* [Problem description]:
In the material below, which lines hold the word "elections"? Pick each one out.

◆ ◆ ◆ ◆

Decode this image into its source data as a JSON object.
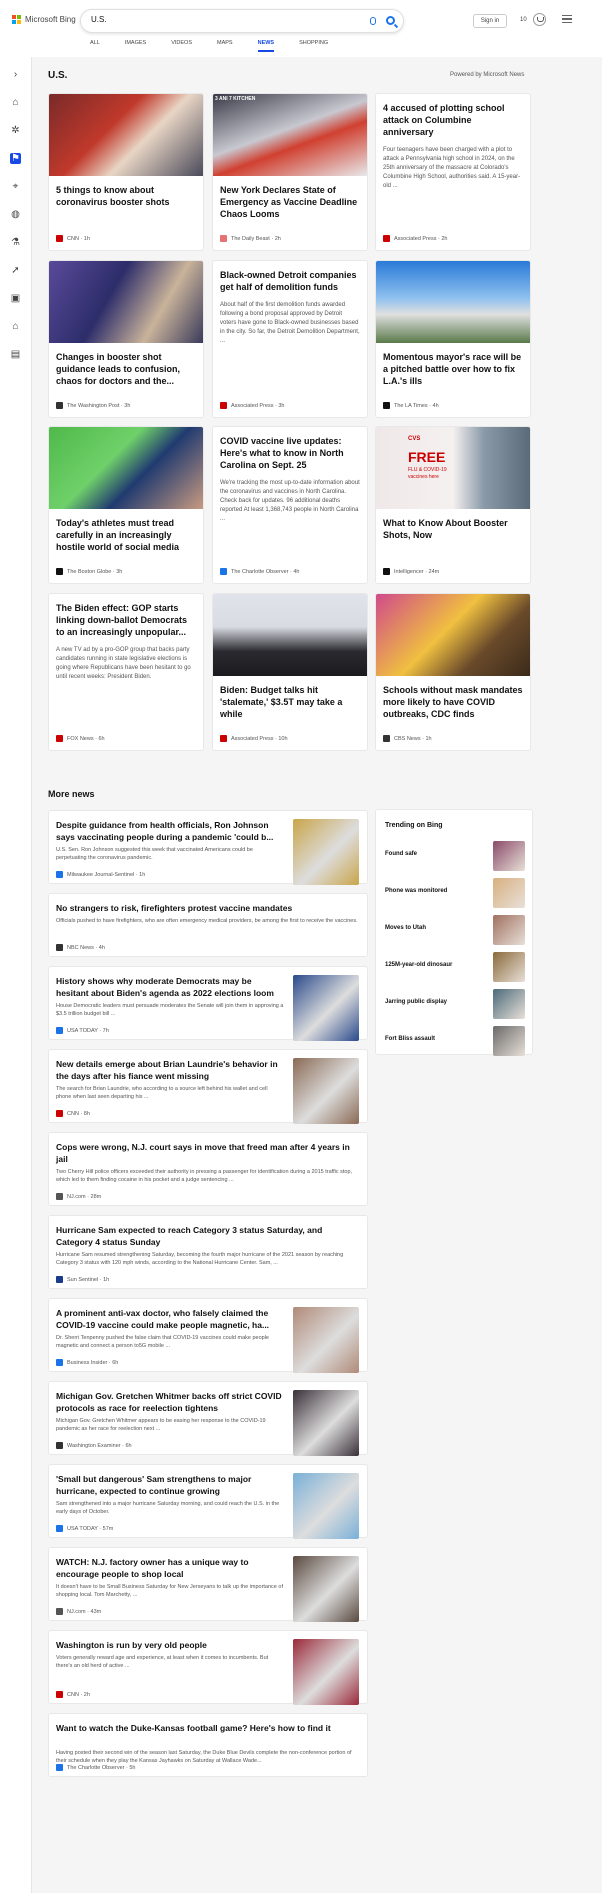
{
  "header": {
    "logo_text": "Microsoft Bing",
    "search_value": "U.S.",
    "signin_label": "Sign in",
    "rewards_count": "10"
  },
  "tabs": [
    {
      "label": "ALL"
    },
    {
      "label": "IMAGES"
    },
    {
      "label": "VIDEOS"
    },
    {
      "label": "MAPS"
    },
    {
      "label": "NEWS",
      "active": true
    },
    {
      "label": "SHOPPING"
    }
  ],
  "section": {
    "title": "U.S.",
    "powered": "Powered by Microsoft News"
  },
  "top_cards": [
    {
      "title": "5 things to know about coronavirus booster shots",
      "summary": "",
      "source": "CNN · 1h",
      "icon_color": "#cc0000",
      "img": "nurse-vaccine"
    },
    {
      "title": "New York Declares State of Emergency as Vaccine Deadline Chaos Looms",
      "summary": "",
      "source": "The Daily Beast · 2h",
      "icon_color": "#e57373",
      "img": "ambulance"
    },
    {
      "title": "4 accused of plotting school attack on Columbine anniversary",
      "summary": "Four teenagers have been charged with a plot to attack a Pennsylvania high school in 2024, on the 25th anniversary of the massacre at Colorado's Columbine High School, authorities said. A 15-year-old ...",
      "source": "Associated Press · 2h",
      "icon_color": "#cc0000",
      "img": ""
    },
    {
      "title": "Changes in booster shot guidance leads to confusion, chaos for doctors and the...",
      "summary": "",
      "source": "The Washington Post · 3h",
      "icon_color": "#333333",
      "img": "clinic"
    },
    {
      "title": "Black-owned Detroit companies get half of demolition funds",
      "summary": "About half of the first demolition funds awarded following a bond proposal approved by Detroit voters have gone to Black-owned businesses based in the city. So far, the Detroit Demolition Department, ...",
      "source": "Associated Press · 3h",
      "icon_color": "#cc0000",
      "img": ""
    },
    {
      "title": "Momentous mayor's race will be a pitched battle over how to fix L.A.'s ills",
      "summary": "",
      "source": "The LA Times · 4h",
      "icon_color": "#111111",
      "img": "city-hall"
    },
    {
      "title": "Today's athletes must tread carefully in an increasingly hostile world of social media",
      "summary": "",
      "source": "The Boston Globe · 3h",
      "icon_color": "#111111",
      "img": "coach"
    },
    {
      "title": "COVID vaccine live updates: Here's what to know in North Carolina on Sept. 25",
      "summary": "We're tracking the most up-to-date information about the coronavirus and vaccines in North Carolina. Check back for updates. 96 additional deaths reported At least 1,368,743 people in North Carolina ...",
      "source": "The Charlotte Observer · 4h",
      "icon_color": "#1a73e8",
      "img": ""
    },
    {
      "title": "What to Know About Booster Shots, Now",
      "summary": "",
      "source": "Intelligencer · 24m",
      "icon_color": "#111111",
      "img": "cvs"
    },
    {
      "title": "The Biden effect: GOP starts linking down-ballot Democrats to an increasingly unpopular...",
      "summary": "A new TV ad by a pro-GOP group that backs party candidates running in state legislative elections is going where Republicans have been hesitant to go until recent weeks: President Biden.",
      "source": "FOX News · 6h",
      "icon_color": "#cc0000",
      "img": ""
    },
    {
      "title": "Biden: Budget talks hit 'stalemate,' $3.5T may take a while",
      "summary": "",
      "source": "Associated Press · 10h",
      "icon_color": "#cc0000",
      "img": "biden"
    },
    {
      "title": "Schools without mask mandates more likely to have COVID outbreaks, CDC finds",
      "summary": "",
      "source": "CBS News · 1h",
      "icon_color": "#333333",
      "img": "classroom"
    }
  ],
  "cvs_img": {
    "brand": "CVS",
    "free": "FREE",
    "sub": "FLU & COVID-19 vaccines here"
  },
  "ambulance_img": {
    "text": "3 ANI 7 KITCHEN"
  },
  "more_news": {
    "title": "More news",
    "items": [
      {
        "title": "Despite guidance from health officials, Ron Johnson says vaccinating people during a pandemic 'could b...",
        "desc": "U.S. Sen. Ron Johnson suggested this week that vaccinated Americans could be perpetuating the coronavirus pandemic.",
        "source": "Milwaukee Journal-Sentinel · 1h",
        "icon_color": "#1a73e8",
        "thumb": "#c9a54a"
      },
      {
        "title": "No strangers to risk, firefighters protest vaccine mandates",
        "desc": "Officials pushed to have firefighters, who are often emergency medical providers, be among the first to receive the vaccines.",
        "source": "NBC News · 4h",
        "icon_color": "#333333",
        "thumb": ""
      },
      {
        "title": "History shows why moderate Democrats may be hesitant about Biden's agenda as 2022 elections loom",
        "desc": "House Democratic leaders must persuade moderates the Senate will join them in approving a $3.5 trillion budget bill ...",
        "source": "USA TODAY · 7h",
        "icon_color": "#1a73e8",
        "thumb": "#2a4a8c"
      },
      {
        "title": "New details emerge about Brian Laundrie's behavior in the days after his fiance went missing",
        "desc": "The search for Brian Laundrie, who according to a source left behind his wallet and cell phone when last seen departing his ...",
        "source": "CNN · 8h",
        "icon_color": "#cc0000",
        "thumb": "#8a6a55"
      },
      {
        "title": "Cops were wrong, N.J. court says in move that freed man after 4 years in jail",
        "desc": "Two Cherry Hill police officers exceeded their authority in pressing a passenger for identification during a 2015 traffic stop, which led to them finding cocaine in his pocket and a judge sentencing ...",
        "source": "NJ.com · 28m",
        "icon_color": "#555555",
        "thumb": ""
      },
      {
        "title": "Hurricane Sam expected to reach Category 3 status Saturday, and Category 4 status Sunday",
        "desc": "Hurricane Sam resumed strengthening Saturday, becoming the fourth major hurricane of the 2021 season by reaching Category 3 status with 120 mph winds, according to the National Hurricane Center. Sam, ...",
        "source": "Sun Sentinel · 1h",
        "icon_color": "#1a3a8c",
        "thumb": ""
      },
      {
        "title": "A prominent anti-vax doctor, who falsely claimed the COVID-19 vaccine could make people magnetic, ha...",
        "desc": "Dr. Sherri Tenpenny pushed the false claim that COVID-19 vaccines could make people magnetic and connect a person to5G mobile ...",
        "source": "Business Insider · 6h",
        "icon_color": "#1a73e8",
        "thumb": "#b08a78"
      },
      {
        "title": "Michigan Gov. Gretchen Whitmer backs off strict COVID protocols as race for reelection tightens",
        "desc": "Michigan Gov. Gretchen Whitmer appears to be easing her response to the COVID-19 pandemic as her race for reelection next ...",
        "source": "Washington Examiner · 6h",
        "icon_color": "#333333",
        "thumb": "#3a3038"
      },
      {
        "title": "'Small but dangerous' Sam strengthens to major hurricane, expected to continue growing",
        "desc": "Sam strengthened into a major hurricane Saturday morning, and could reach the U.S. in the early days of October.",
        "source": "USA TODAY · 57m",
        "icon_color": "#1a73e8",
        "thumb": "#7ab0d8"
      },
      {
        "title": "WATCH: N.J. factory owner has a unique way to encourage people to shop local",
        "desc": "It doesn't have to be Small Business Saturday for New Jerseyans to talk up the importance of shopping local. Tom Marchetty, ...",
        "source": "NJ.com · 43m",
        "icon_color": "#555555",
        "thumb": "#5a4a40"
      },
      {
        "title": "Washington is run by very old people",
        "desc": "Voters generally reward age and experience, at least when it comes to incumbents. But there's an old herd of active ...",
        "source": "CNN · 2h",
        "icon_color": "#cc0000",
        "thumb": "#9a2a3a"
      },
      {
        "title": "Want to watch the Duke-Kansas football game? Here's how to find it",
        "desc": "Having posted their second win of the season last Saturday, the Duke Blue Devils complete the non-conference portion of their schedule when they play the Kansas Jayhawks on Saturday at Wallace Wade...",
        "source": "The Charlotte Observer · 5h",
        "icon_color": "#1a73e8",
        "thumb": ""
      }
    ]
  },
  "trending": {
    "title": "Trending on Bing",
    "items": [
      {
        "label": "Found safe",
        "color": "#8a4a6a"
      },
      {
        "label": "Phone was monitored",
        "color": "#d8b080"
      },
      {
        "label": "Moves to Utah",
        "color": "#a07060"
      },
      {
        "label": "125M-year-old dinosaur",
        "color": "#8a6a3a"
      },
      {
        "label": "Jarring public display",
        "color": "#4a6a7a"
      },
      {
        "label": "Fort Bliss assault",
        "color": "#6a6a6a"
      }
    ]
  },
  "footer": "",
  "colors": {
    "accent": "#174ae4",
    "background": "#f5f5f5"
  }
}
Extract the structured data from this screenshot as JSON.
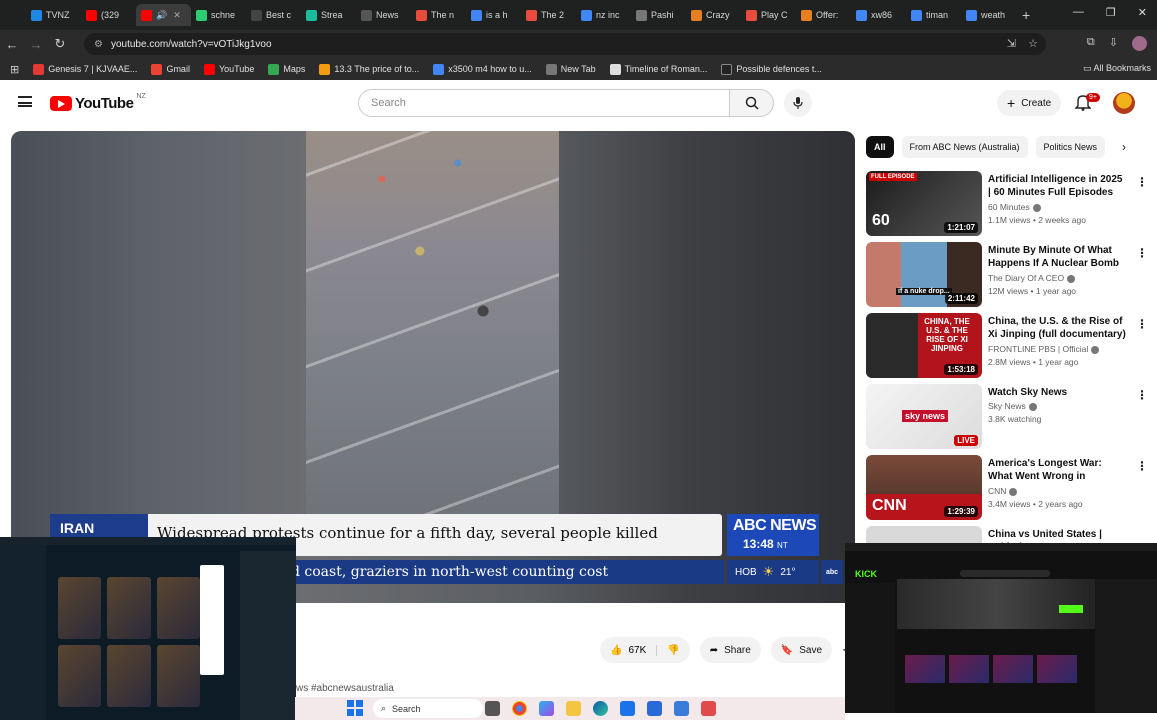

◆ ◆ ◆ ◆

* [Completed exercise]:
      "summary": "A new TV ad by a pro-GOP group that backs party candidates running in state legislative elections is going where Republicans have been hesitant to go until recent weeks: President Biden.",
        "title": "History shows why moderate Democrats may be hesitant about Biden's agenda as 2022 elections loom",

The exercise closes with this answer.